** TASK BRIEF **
Beneath this task is a listing; retype all of it exactly.
□ □ □ □ □
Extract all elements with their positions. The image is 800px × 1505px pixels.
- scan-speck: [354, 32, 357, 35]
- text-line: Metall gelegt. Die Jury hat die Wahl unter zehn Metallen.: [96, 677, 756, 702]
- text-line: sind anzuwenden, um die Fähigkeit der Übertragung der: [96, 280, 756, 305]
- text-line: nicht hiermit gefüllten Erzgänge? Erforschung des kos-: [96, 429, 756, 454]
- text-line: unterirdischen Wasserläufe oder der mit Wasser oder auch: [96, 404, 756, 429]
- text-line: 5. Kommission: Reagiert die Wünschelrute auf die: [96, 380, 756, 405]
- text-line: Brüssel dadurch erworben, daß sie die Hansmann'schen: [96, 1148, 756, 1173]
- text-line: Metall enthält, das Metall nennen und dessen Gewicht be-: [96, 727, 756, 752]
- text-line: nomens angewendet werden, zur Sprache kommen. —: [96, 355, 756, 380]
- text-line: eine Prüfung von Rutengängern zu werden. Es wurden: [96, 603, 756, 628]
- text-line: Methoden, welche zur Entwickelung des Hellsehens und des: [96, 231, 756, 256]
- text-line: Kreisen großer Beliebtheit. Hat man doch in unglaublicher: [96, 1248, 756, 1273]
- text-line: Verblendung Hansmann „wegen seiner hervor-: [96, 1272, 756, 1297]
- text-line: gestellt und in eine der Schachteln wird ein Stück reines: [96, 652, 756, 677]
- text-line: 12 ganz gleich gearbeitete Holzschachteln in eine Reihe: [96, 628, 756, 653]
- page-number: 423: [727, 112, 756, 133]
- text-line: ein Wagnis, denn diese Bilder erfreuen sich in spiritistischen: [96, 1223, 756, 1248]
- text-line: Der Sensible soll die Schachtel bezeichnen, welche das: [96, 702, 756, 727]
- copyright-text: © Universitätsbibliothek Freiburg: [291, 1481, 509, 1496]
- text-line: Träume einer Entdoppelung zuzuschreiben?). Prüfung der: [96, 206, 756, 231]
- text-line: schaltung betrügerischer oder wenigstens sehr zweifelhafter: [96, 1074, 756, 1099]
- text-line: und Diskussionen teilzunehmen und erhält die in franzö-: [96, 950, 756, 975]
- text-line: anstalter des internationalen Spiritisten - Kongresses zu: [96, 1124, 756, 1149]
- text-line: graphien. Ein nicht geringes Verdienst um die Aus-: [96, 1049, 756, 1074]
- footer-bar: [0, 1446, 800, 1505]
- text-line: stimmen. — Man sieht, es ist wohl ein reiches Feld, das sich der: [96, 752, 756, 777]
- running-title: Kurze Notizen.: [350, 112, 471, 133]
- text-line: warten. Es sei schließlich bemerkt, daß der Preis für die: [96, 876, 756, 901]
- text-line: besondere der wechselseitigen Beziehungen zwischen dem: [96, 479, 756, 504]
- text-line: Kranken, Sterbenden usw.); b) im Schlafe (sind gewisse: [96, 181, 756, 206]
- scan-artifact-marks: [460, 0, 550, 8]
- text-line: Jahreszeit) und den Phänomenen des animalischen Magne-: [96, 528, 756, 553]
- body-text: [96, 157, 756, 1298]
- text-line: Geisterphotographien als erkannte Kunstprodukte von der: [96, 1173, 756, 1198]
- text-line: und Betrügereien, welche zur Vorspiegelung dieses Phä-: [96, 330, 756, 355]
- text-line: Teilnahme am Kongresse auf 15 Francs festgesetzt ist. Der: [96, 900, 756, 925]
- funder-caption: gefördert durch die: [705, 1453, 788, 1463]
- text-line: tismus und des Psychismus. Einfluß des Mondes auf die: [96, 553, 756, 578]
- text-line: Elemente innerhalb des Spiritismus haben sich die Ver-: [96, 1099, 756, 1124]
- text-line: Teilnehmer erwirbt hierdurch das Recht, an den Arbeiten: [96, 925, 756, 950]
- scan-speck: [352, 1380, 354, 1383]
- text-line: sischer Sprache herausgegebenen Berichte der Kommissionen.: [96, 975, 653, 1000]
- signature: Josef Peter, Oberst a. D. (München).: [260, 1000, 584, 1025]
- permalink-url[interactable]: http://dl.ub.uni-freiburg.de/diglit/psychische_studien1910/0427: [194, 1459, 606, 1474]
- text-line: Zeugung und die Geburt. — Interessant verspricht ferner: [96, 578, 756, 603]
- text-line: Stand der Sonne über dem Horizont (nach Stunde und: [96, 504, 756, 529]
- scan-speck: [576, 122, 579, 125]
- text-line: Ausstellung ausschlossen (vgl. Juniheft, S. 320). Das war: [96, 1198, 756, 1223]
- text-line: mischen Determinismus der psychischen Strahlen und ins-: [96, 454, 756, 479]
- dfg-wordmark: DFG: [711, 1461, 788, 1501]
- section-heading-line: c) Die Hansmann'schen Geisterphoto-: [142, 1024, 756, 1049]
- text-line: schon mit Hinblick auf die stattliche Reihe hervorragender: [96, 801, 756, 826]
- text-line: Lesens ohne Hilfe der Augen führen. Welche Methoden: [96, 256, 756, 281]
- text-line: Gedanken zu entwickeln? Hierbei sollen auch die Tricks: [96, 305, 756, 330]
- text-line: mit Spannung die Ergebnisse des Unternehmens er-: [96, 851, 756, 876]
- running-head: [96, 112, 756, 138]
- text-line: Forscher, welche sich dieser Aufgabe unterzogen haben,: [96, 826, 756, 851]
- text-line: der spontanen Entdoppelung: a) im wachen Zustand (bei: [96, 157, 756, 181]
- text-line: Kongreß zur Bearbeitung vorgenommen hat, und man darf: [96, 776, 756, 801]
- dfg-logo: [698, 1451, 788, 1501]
□ □ □ □ □
** WRITTEN RESPONSE **
Extract all elements with their positions. The image is 800px × 1505px pixels.
- scan-speck: [354, 32, 357, 35]
- text-line: Metall gelegt. Die Jury hat die Wahl unter zehn Metallen.: [96, 677, 756, 702]
- text-line: sind anzuwenden, um die Fähigkeit der Übertragung der: [96, 280, 756, 305]
- text-line: nicht hiermit gefüllten Erzgänge? Erforschung des kos-: [96, 429, 756, 454]
- text-line: unterirdischen Wasserläufe oder der mit Wasser oder auch: [96, 404, 756, 429]
- text-line: 5. Kommission: Reagiert die Wünschelrute auf die: [96, 380, 756, 405]
- text-line: Brüssel dadurch erworben, daß sie die Hansmann'schen: [96, 1148, 756, 1173]
- text-line: Metall enthält, das Metall nennen und dessen Gewicht be-: [96, 727, 756, 752]
- text-line: nomens angewendet werden, zur Sprache kommen. —: [96, 355, 756, 380]
- text-line: eine Prüfung von Rutengängern zu werden. Es wurden: [96, 603, 756, 628]
- text-line: Methoden, welche zur Entwickelung des Hellsehens und des: [96, 231, 756, 256]
- text-line: Kreisen großer Beliebtheit. Hat man doch in unglaublicher: [96, 1248, 756, 1273]
- text-line: Verblendung Hansmann „wegen seiner hervor-: [96, 1272, 756, 1297]
- text-line: gestellt und in eine der Schachteln wird ein Stück reines: [96, 652, 756, 677]
- text-line: 12 ganz gleich gearbeitete Holzschachteln in eine Reihe: [96, 628, 756, 653]
- page-number: 423: [727, 112, 756, 133]
- text-line: ein Wagnis, denn diese Bilder erfreuen sich in spiritistischen: [96, 1223, 756, 1248]
- text-line: Der Sensible soll die Schachtel bezeichnen, welche das: [96, 702, 756, 727]
- copyright-text: © Universitätsbibliothek Freiburg: [291, 1481, 509, 1496]
- text-line: Träume einer Entdoppelung zuzuschreiben?). Prüfung der: [96, 206, 756, 231]
- text-line: schaltung betrügerischer oder wenigstens sehr zweifelhafter: [96, 1074, 756, 1099]
- text-line: und Diskussionen teilzunehmen und erhält die in franzö-: [96, 950, 756, 975]
- text-line: anstalter des internationalen Spiritisten - Kongresses zu: [96, 1124, 756, 1149]
- text-line: graphien. Ein nicht geringes Verdienst um die Aus-: [96, 1049, 756, 1074]
- footer-bar: [0, 1446, 800, 1505]
- text-line: stimmen. — Man sieht, es ist wohl ein reiches Feld, das sich der: [96, 752, 756, 777]
- running-title: Kurze Notizen.: [350, 112, 471, 133]
- text-line: warten. Es sei schließlich bemerkt, daß der Preis für die: [96, 876, 756, 901]
- text-line: besondere der wechselseitigen Beziehungen zwischen dem: [96, 479, 756, 504]
- text-line: Kranken, Sterbenden usw.); b) im Schlafe (sind gewisse: [96, 181, 756, 206]
- scan-artifact-marks: [460, 0, 550, 8]
- text-line: Jahreszeit) und den Phänomenen des animalischen Magne-: [96, 528, 756, 553]
- body-text: [96, 157, 756, 1298]
- text-line: Geisterphotographien als erkannte Kunstprodukte von der: [96, 1173, 756, 1198]
- text-line: und Betrügereien, welche zur Vorspiegelung dieses Phä-: [96, 330, 756, 355]
- text-line: Teilnahme am Kongresse auf 15 Francs festgesetzt ist. Der: [96, 900, 756, 925]
- funder-caption: gefördert durch die: [705, 1453, 788, 1463]
- text-line: tismus und des Psychismus. Einfluß des Mondes auf die: [96, 553, 756, 578]
- text-line: Elemente innerhalb des Spiritismus haben sich die Ver-: [96, 1099, 756, 1124]
- text-line: Teilnehmer erwirbt hierdurch das Recht, an den Arbeiten: [96, 925, 756, 950]
- scan-speck: [352, 1380, 354, 1383]
- text-line: sischer Sprache herausgegebenen Berichte der Kommissionen.: [96, 975, 653, 1000]
- signature: Josef Peter, Oberst a. D. (München).: [260, 1000, 584, 1025]
- permalink-url[interactable]: http://dl.ub.uni-freiburg.de/diglit/psychische_studien1910/0427: [194, 1459, 606, 1474]
- text-line: Zeugung und die Geburt. — Interessant verspricht ferner: [96, 578, 756, 603]
- text-line: Stand der Sonne über dem Horizont (nach Stunde und: [96, 504, 756, 529]
- scan-speck: [576, 122, 579, 125]
- text-line: Ausstellung ausschlossen (vgl. Juniheft, S. 320). Das war: [96, 1198, 756, 1223]
- text-line: mischen Determinismus der psychischen Strahlen und ins-: [96, 454, 756, 479]
- dfg-wordmark: DFG: [711, 1461, 788, 1501]
- section-heading-line: c) Die Hansmann'schen Geisterphoto-: [142, 1024, 756, 1049]
- text-line: schon mit Hinblick auf die stattliche Reihe hervorragender: [96, 801, 756, 826]
- text-line: Lesens ohne Hilfe der Augen führen. Welche Methoden: [96, 256, 756, 281]
- text-line: Gedanken zu entwickeln? Hierbei sollen auch die Tricks: [96, 305, 756, 330]
- text-line: mit Spannung die Ergebnisse des Unternehmens er-: [96, 851, 756, 876]
- running-head: [96, 112, 756, 138]
- text-line: Forscher, welche sich dieser Aufgabe unterzogen haben,: [96, 826, 756, 851]
- text-line: der spontanen Entdoppelung: a) im wachen Zustand (bei: [96, 157, 756, 181]
- text-line: Kongreß zur Bearbeitung vorgenommen hat, und man darf: [96, 776, 756, 801]
- dfg-logo: [698, 1451, 788, 1501]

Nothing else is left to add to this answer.